INPUT -

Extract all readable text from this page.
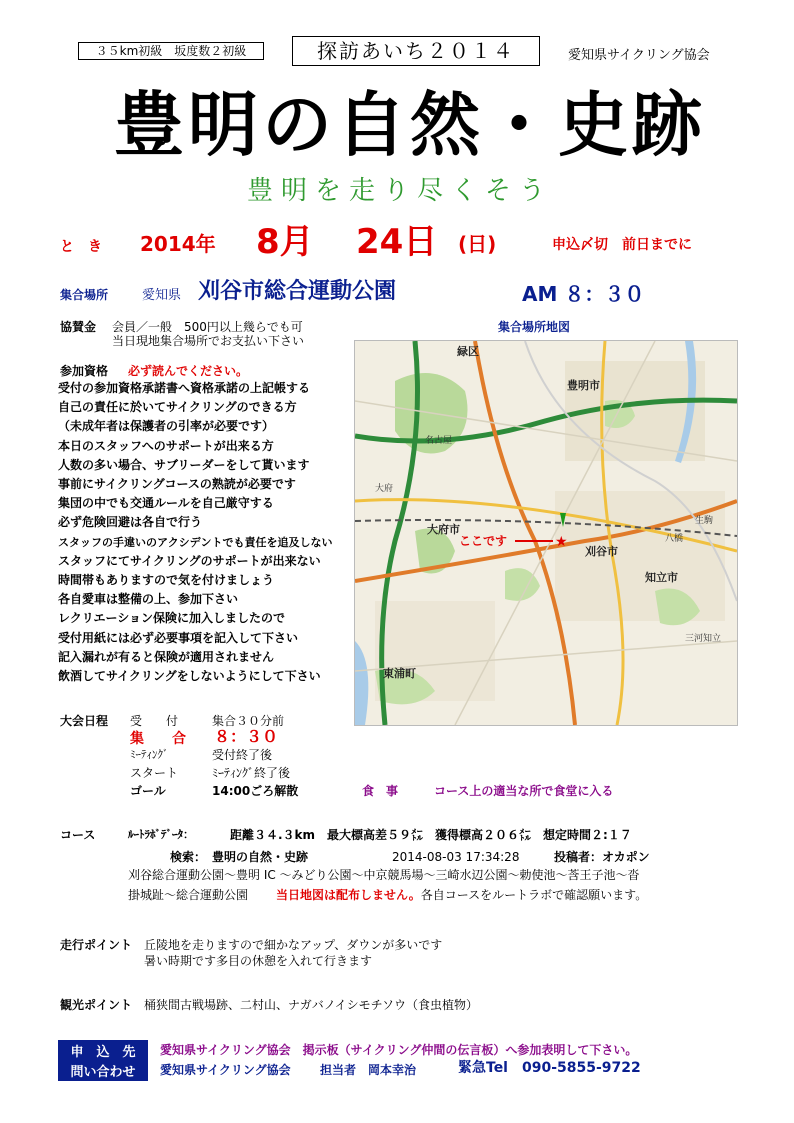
３５km初級　坂度数２初級	探訪あいち２０１４	愛知県サイクリング協会
豊明の自然・史跡
豊明を走り尽くそう
と　き 2014年 8月 24日 (日)	申込〆切　前日までに
集合場所	愛知県 刈谷市総合運動公園	AM ８：３０
協賛金 会員／一般　500円以上幾らでも可
当日現地集合場所でお支払い下さい
集合場所地図
★
緑区
豊明市
大府市
刈谷市
知立市
東浦町
名古屋
大府
八橋
生駒
三河知立
ここです
参加資格 必ず読んでください。
受付の参加資格承諾書へ資格承諾の上記帳する
自己の責任に於いてサイクリングのできる方
（未成年者は保護者の引率が必要です）
本日のスタッフへのサポートが出来る方
人数の多い場合、サブリーダーをして貰います
事前にサイクリングコースの熟読が必要です
集団の中でも交通ルールを自己厳守する
必ず危険回避は各自で行う
スタッフの手違いのアクシデントでも責任を追及しない
スタッフにてサイクリングのサポートが出来ない
時間帯もありますので気を付けましょう
各自愛車は整備の上、参加下さい
レクリエーション保険に加入しましたので
受付用紙には必ず必要事項を記入して下さい
記入漏れが有ると保険が適用されません
飲酒してサイクリングをしないようにして下さい
大会日程 受　　付	集合３０分前
集　　合 ８：３０
ﾐｰﾃｨﾝｸﾞ	受付終了後
スタート	ﾐｰﾃｨﾝｸﾞ終了後
ゴール	14:00ごろ解散	食　事	コース上の適当な所で食堂に入る
コース	ﾙｰﾄﾗﾎﾞﾃﾞｰﾀ：	距離３４.３km　最大標高差５９㍍　獲得標高２０６㍍　想定時間２:１７
検索：　豊明の自然・史跡	2014-08-03 17:34:28	投稿者：オカポン
刈谷総合運動公園～豊明 IC ～みどり公園～中京競馬場～三崎水辺公園～勅使池～莟王子池～沓
掛城趾～総合運動公園 当日地図は配布しません。各自コースをルートラボで確認願います。
走行ポイント 丘陵地を走りますので細かなアップ、ダウンが多いです
暑い時期です多目の休憩を入れて行きます
観光ポイント 桶狭間古戦場跡、二村山、ナガバノイシモチソウ（食虫植物）
申　込　先	愛知県サイクリング協会　掲示板（サイクリング仲間の伝言板）へ参加表明して下さい。
問い合わせ	愛知県サイクリング協会 担当者　岡本幸治	緊急Tel　090-5855-9722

WHAT IS REQUIRED - Reproduce all of the material above word for word. Omit the pictures.

EXERCISE OUTPUT -
Extract all readable text from this page.
３５km初級　坂度数２初級	探訪あいち２０１４	愛知県サイクリング協会
豊明の自然・史跡
豊明を走り尽くそう
と　き 2014年 8月 24日 (日)	申込〆切　前日までに
集合場所	愛知県 刈谷市総合運動公園	AM ８：３０
協賛金 会員／一般　500円以上幾らでも可
当日現地集合場所でお支払い下さい
集合場所地図
★
緑区
豊明市
大府市
刈谷市
知立市
東浦町
名古屋
大府
八橋
生駒
三河知立
ここです
参加資格 必ず読んでください。
受付の参加資格承諾書へ資格承諾の上記帳する
自己の責任に於いてサイクリングのできる方
（未成年者は保護者の引率が必要です）
本日のスタッフへのサポートが出来る方
人数の多い場合、サブリーダーをして貰います
事前にサイクリングコースの熟読が必要です
集団の中でも交通ルールを自己厳守する
必ず危険回避は各自で行う
スタッフの手違いのアクシデントでも責任を追及しない
スタッフにてサイクリングのサポートが出来ない
時間帯もありますので気を付けましょう
各自愛車は整備の上、参加下さい
レクリエーション保険に加入しましたので
受付用紙には必ず必要事項を記入して下さい
記入漏れが有ると保険が適用されません
飲酒してサイクリングをしないようにして下さい
大会日程 受　　付	集合３０分前
集　　合 ８：３０
ﾐｰﾃｨﾝｸﾞ	受付終了後
スタート	ﾐｰﾃｨﾝｸﾞ終了後
ゴール	14:00ごろ解散	食　事	コース上の適当な所で食堂に入る
コース	ﾙｰﾄﾗﾎﾞﾃﾞｰﾀ：	距離３４.３km　最大標高差５９㍍　獲得標高２０６㍍　想定時間２:１７
検索：　豊明の自然・史跡	2014-08-03 17:34:28	投稿者：オカポン
刈谷総合運動公園～豊明 IC ～みどり公園～中京競馬場～三崎水辺公園～勅使池～莟王子池～沓
掛城趾～総合運動公園 当日地図は配布しません。各自コースをルートラボで確認願います。
走行ポイント 丘陵地を走りますので細かなアップ、ダウンが多いです
暑い時期です多目の休憩を入れて行きます
観光ポイント 桶狭間古戦場跡、二村山、ナガバノイシモチソウ（食虫植物）
申　込　先	愛知県サイクリング協会　掲示板（サイクリング仲間の伝言板）へ参加表明して下さい。
問い合わせ	愛知県サイクリング協会 担当者　岡本幸治	緊急Tel　090-5855-9722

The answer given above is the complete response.